── Input ──

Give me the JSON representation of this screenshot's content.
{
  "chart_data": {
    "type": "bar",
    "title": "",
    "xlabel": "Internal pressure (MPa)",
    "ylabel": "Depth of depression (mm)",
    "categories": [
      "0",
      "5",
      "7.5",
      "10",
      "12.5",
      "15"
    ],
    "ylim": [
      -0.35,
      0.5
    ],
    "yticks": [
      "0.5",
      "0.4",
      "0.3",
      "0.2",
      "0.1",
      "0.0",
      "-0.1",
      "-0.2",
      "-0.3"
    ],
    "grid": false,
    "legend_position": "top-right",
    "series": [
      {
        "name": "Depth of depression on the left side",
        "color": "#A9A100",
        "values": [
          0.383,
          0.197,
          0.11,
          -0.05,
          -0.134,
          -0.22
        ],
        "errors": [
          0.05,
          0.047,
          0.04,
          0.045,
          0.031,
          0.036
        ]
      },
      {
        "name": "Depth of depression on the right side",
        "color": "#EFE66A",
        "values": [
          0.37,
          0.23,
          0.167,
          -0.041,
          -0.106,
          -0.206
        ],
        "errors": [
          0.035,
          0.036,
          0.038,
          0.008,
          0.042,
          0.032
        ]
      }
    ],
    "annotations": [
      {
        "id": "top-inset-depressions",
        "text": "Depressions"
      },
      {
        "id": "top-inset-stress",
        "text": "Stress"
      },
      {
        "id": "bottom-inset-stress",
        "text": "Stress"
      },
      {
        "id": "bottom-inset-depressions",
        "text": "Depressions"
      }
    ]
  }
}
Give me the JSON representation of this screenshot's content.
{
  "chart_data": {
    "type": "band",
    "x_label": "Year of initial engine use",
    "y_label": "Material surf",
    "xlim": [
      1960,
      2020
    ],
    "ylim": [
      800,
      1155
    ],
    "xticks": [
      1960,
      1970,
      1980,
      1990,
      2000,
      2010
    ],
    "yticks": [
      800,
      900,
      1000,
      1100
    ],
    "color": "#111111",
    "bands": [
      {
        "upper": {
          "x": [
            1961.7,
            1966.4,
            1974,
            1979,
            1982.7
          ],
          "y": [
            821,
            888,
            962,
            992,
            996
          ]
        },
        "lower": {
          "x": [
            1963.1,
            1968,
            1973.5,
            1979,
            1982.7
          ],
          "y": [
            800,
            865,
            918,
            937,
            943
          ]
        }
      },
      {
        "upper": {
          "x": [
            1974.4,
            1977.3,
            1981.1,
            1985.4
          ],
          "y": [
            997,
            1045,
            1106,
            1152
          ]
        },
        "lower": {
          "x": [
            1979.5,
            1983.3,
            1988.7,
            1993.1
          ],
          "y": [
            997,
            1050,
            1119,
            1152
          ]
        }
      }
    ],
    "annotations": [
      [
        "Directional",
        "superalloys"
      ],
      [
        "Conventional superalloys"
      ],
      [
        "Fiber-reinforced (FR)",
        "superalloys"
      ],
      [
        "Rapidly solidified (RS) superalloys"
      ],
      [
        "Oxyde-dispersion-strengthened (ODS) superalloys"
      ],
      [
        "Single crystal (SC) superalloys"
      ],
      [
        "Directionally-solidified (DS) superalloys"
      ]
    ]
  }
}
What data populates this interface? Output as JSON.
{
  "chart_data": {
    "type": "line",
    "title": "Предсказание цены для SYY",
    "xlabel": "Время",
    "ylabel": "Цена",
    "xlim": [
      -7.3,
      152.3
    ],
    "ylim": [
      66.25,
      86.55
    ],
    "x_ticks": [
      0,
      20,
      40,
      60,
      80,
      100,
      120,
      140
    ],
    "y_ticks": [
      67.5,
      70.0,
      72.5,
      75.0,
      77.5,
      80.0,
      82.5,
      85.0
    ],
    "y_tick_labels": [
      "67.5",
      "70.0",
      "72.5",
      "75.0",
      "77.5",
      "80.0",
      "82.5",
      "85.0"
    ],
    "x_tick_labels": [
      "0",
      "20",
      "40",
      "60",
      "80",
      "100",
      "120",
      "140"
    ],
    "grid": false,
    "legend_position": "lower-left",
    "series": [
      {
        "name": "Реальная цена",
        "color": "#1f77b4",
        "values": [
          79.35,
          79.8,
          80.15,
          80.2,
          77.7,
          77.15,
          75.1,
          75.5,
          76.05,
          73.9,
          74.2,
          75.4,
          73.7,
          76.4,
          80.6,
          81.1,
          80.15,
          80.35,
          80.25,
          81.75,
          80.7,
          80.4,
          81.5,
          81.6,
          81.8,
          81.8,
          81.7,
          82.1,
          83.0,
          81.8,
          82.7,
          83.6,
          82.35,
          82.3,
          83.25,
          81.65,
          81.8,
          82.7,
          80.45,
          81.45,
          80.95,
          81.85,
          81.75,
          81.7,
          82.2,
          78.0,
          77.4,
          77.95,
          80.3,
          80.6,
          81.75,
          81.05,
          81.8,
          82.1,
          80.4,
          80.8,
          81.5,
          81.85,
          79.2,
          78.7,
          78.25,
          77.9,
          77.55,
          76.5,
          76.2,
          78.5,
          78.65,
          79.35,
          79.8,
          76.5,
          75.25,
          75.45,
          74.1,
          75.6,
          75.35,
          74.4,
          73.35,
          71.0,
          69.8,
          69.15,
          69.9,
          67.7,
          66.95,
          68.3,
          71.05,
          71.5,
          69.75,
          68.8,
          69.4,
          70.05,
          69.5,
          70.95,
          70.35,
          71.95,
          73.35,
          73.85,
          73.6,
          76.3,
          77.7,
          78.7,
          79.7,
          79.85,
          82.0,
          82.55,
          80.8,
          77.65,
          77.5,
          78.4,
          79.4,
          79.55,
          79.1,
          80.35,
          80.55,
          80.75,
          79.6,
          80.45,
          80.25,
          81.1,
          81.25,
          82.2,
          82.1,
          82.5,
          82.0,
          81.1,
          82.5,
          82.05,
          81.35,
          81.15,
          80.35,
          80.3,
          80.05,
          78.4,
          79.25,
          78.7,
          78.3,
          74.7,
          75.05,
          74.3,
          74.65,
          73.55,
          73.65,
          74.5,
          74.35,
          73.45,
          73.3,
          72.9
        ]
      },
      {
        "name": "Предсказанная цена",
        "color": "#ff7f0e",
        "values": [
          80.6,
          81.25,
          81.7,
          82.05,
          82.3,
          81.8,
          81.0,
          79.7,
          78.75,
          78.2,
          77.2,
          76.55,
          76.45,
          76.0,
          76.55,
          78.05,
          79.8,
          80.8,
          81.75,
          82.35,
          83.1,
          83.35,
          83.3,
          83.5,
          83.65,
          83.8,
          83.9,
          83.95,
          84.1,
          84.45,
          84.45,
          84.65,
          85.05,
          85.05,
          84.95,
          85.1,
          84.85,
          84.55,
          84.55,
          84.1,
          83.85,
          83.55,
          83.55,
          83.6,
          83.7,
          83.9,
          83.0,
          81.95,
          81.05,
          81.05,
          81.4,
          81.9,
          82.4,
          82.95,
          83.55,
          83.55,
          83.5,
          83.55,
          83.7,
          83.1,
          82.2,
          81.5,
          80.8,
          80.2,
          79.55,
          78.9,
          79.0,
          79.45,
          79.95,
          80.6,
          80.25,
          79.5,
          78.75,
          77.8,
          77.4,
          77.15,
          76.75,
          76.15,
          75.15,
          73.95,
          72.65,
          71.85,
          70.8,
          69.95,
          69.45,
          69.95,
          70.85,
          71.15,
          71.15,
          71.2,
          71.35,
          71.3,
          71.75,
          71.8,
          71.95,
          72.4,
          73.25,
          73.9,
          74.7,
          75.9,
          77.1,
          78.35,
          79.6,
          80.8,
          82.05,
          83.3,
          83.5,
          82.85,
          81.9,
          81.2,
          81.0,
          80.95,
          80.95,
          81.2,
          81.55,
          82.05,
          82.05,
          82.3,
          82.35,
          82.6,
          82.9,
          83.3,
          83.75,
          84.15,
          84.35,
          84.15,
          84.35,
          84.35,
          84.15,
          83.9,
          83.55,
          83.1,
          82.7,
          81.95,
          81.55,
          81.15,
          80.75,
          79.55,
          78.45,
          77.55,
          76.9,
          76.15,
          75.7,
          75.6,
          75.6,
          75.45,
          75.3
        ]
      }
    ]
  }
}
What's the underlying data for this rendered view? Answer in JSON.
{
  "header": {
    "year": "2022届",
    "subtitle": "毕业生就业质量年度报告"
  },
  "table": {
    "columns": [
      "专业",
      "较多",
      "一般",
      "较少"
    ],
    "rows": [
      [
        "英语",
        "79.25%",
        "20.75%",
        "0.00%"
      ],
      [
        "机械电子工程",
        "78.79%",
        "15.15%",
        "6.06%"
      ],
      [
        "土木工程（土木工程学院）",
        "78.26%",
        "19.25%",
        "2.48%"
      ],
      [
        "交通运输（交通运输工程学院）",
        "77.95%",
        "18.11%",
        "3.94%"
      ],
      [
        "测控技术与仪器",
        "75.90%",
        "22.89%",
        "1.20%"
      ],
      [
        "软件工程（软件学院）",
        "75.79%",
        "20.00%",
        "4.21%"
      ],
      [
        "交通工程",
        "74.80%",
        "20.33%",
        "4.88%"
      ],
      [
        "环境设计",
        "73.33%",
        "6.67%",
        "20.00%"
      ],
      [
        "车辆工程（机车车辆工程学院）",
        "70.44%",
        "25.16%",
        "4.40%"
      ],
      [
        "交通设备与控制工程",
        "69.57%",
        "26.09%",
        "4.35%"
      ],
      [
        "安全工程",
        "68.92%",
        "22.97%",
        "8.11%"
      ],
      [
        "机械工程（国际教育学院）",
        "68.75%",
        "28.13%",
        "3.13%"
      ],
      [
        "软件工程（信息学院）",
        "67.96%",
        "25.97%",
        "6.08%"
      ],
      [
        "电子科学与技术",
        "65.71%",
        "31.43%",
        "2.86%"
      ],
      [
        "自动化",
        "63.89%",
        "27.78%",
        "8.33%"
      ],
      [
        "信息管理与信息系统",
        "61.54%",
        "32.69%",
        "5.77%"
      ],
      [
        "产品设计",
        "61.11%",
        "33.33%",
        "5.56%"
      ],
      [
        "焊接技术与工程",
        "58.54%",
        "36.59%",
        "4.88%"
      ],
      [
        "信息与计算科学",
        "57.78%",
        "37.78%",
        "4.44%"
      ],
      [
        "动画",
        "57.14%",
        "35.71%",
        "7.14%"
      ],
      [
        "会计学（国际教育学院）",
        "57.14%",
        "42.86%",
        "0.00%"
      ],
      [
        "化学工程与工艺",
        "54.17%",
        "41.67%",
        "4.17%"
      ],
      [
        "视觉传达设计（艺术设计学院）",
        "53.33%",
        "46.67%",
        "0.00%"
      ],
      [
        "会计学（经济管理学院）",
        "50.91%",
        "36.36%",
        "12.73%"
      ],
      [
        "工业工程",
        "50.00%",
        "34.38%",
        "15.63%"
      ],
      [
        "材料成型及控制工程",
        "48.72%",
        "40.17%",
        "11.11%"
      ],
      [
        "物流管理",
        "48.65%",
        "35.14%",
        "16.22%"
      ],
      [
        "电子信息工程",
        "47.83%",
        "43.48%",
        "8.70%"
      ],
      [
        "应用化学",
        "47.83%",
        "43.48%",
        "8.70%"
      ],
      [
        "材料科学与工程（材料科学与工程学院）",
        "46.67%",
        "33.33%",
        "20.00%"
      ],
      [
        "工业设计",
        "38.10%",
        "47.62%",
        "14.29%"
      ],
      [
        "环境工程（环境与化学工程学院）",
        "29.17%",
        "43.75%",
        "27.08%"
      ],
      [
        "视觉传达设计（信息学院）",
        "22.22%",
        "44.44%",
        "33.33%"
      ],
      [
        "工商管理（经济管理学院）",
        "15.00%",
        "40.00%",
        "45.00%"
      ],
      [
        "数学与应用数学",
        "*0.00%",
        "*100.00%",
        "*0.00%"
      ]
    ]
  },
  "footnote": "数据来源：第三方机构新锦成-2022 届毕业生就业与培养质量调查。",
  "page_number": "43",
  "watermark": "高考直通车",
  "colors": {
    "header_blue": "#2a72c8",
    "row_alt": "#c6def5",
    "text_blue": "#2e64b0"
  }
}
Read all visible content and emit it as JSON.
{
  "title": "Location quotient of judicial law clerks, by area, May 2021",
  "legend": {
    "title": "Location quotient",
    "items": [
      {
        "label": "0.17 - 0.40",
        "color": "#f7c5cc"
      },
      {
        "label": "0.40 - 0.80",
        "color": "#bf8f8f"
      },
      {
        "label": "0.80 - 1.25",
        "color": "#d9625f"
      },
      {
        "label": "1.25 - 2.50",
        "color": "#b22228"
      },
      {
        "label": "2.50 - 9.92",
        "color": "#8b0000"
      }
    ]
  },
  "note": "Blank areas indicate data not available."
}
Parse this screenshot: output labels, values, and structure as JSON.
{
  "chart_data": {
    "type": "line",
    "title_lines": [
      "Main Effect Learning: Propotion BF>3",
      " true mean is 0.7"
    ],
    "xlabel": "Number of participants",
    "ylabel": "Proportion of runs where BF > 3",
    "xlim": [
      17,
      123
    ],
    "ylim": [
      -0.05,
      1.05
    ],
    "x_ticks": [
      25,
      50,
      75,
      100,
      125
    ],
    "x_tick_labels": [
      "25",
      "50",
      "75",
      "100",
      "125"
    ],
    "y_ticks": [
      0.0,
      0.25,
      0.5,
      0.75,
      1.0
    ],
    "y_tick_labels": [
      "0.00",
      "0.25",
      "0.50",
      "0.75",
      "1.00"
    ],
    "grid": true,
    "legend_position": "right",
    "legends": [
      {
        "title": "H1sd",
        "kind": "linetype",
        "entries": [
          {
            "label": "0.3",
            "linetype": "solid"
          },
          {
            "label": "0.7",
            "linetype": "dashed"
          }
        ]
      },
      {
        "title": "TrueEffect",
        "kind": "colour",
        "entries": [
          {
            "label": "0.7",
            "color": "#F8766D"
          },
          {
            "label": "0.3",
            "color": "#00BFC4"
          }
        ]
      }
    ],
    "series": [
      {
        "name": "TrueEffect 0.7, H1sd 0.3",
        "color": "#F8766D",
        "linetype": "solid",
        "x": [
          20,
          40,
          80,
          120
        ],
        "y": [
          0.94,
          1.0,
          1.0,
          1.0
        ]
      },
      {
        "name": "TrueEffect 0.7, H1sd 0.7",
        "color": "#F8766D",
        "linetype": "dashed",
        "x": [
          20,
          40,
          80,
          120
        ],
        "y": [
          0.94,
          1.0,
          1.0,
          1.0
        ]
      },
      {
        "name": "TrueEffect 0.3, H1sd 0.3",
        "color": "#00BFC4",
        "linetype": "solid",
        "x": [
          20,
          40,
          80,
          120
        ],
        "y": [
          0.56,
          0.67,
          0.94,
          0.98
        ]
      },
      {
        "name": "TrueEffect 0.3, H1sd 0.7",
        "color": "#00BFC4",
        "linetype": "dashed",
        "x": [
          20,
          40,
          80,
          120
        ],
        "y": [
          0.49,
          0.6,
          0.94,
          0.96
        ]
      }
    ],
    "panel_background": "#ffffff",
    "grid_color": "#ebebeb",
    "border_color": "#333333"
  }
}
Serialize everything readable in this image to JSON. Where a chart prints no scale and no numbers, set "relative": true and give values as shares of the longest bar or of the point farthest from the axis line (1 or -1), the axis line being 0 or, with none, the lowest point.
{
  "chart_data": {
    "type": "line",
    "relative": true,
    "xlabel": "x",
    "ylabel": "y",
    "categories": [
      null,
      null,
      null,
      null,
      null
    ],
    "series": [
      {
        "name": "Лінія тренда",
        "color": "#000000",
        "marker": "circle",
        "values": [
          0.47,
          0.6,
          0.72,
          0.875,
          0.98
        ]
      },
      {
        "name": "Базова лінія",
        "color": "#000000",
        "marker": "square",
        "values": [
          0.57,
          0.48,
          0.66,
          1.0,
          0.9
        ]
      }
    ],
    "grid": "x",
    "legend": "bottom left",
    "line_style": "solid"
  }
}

───

▶ What to do:
Copy out every line that includes the word "ylabel".

▶ Solved problem:
    "ylabel": "Depth of depression (mm)",
    "ylabel": "Цена",
    "ylabel": "Proportion of runs where BF > 3",
    "ylabel": "y",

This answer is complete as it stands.